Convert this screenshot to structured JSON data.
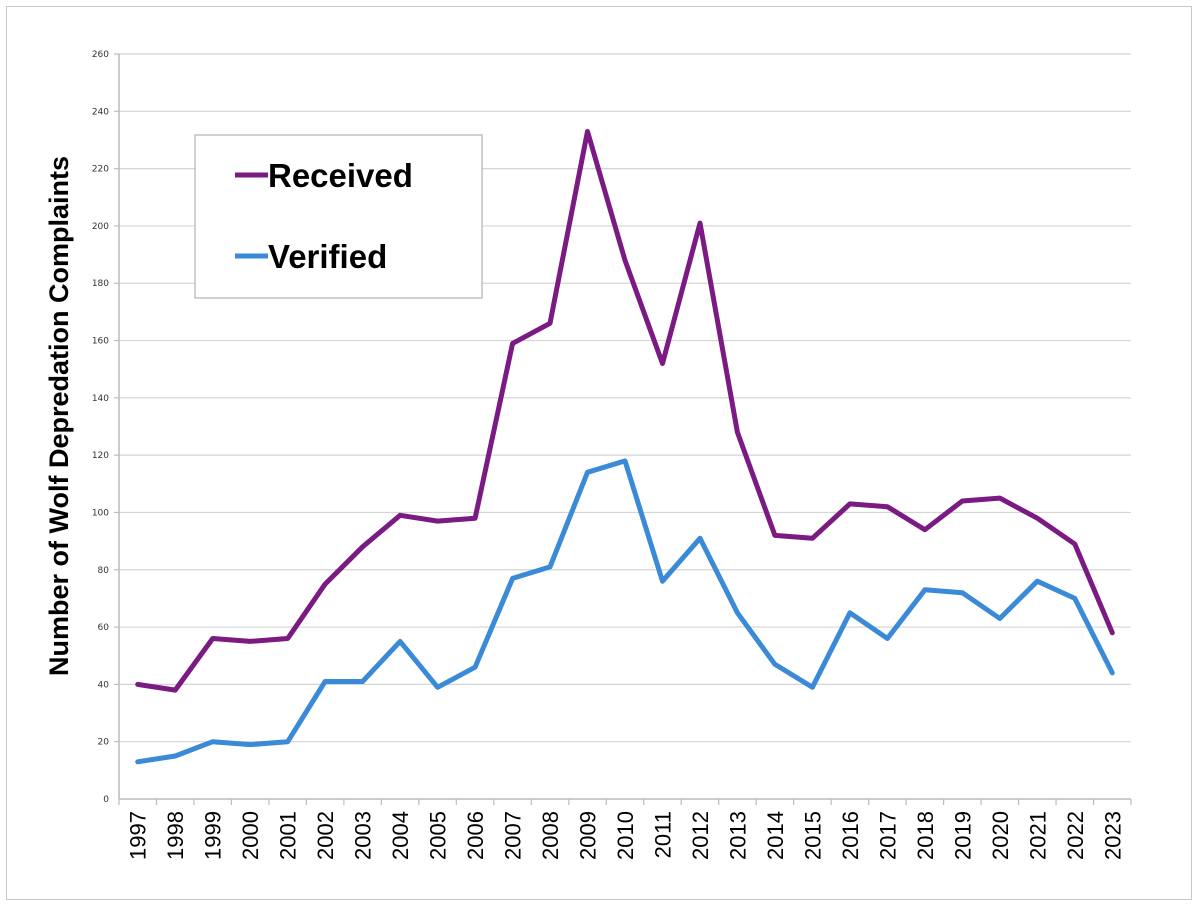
{
  "chart_data": {
    "type": "line",
    "title": "",
    "xlabel": "",
    "ylabel": "Number of Wolf Depredation Complaints",
    "ylim": [
      0,
      260
    ],
    "yticks": [
      0,
      20,
      40,
      60,
      80,
      100,
      120,
      140,
      160,
      180,
      200,
      220,
      240,
      260
    ],
    "grid": true,
    "legend_position": "top-left",
    "categories": [
      "1997",
      "1998",
      "1999",
      "2000",
      "2001",
      "2002",
      "2003",
      "2004",
      "2005",
      "2006",
      "2007",
      "2008",
      "2009",
      "2010",
      "2011",
      "2012",
      "2013",
      "2014",
      "2015",
      "2016",
      "2017",
      "2018",
      "2019",
      "2020",
      "2021",
      "2022",
      "2023"
    ],
    "series": [
      {
        "name": "Received",
        "color": "#7a1a82",
        "values": [
          40,
          38,
          56,
          55,
          56,
          75,
          88,
          99,
          97,
          98,
          159,
          166,
          233,
          188,
          152,
          201,
          128,
          92,
          91,
          103,
          102,
          94,
          104,
          105,
          98,
          89,
          58
        ]
      },
      {
        "name": "Verified",
        "color": "#3a8ad8",
        "values": [
          13,
          15,
          20,
          19,
          20,
          41,
          41,
          55,
          39,
          46,
          77,
          81,
          114,
          118,
          76,
          91,
          65,
          47,
          39,
          65,
          56,
          73,
          72,
          63,
          76,
          70,
          44
        ]
      }
    ]
  }
}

########################################

» **WHAT IS BEING ASKED**
Return the listing above word for word, with the pictures removed.

» **REPLY TO THE TASK**
Convert this screenshot to structured JSON data.
{
  "chart_data": {
    "type": "line",
    "title": "",
    "xlabel": "",
    "ylabel": "Number of Wolf Depredation Complaints",
    "ylim": [
      0,
      260
    ],
    "yticks": [
      0,
      20,
      40,
      60,
      80,
      100,
      120,
      140,
      160,
      180,
      200,
      220,
      240,
      260
    ],
    "grid": true,
    "legend_position": "top-left",
    "categories": [
      "1997",
      "1998",
      "1999",
      "2000",
      "2001",
      "2002",
      "2003",
      "2004",
      "2005",
      "2006",
      "2007",
      "2008",
      "2009",
      "2010",
      "2011",
      "2012",
      "2013",
      "2014",
      "2015",
      "2016",
      "2017",
      "2018",
      "2019",
      "2020",
      "2021",
      "2022",
      "2023"
    ],
    "series": [
      {
        "name": "Received",
        "color": "#7a1a82",
        "values": [
          40,
          38,
          56,
          55,
          56,
          75,
          88,
          99,
          97,
          98,
          159,
          166,
          233,
          188,
          152,
          201,
          128,
          92,
          91,
          103,
          102,
          94,
          104,
          105,
          98,
          89,
          58
        ]
      },
      {
        "name": "Verified",
        "color": "#3a8ad8",
        "values": [
          13,
          15,
          20,
          19,
          20,
          41,
          41,
          55,
          39,
          46,
          77,
          81,
          114,
          118,
          76,
          91,
          65,
          47,
          39,
          65,
          56,
          73,
          72,
          63,
          76,
          70,
          44
        ]
      }
    ]
  }
}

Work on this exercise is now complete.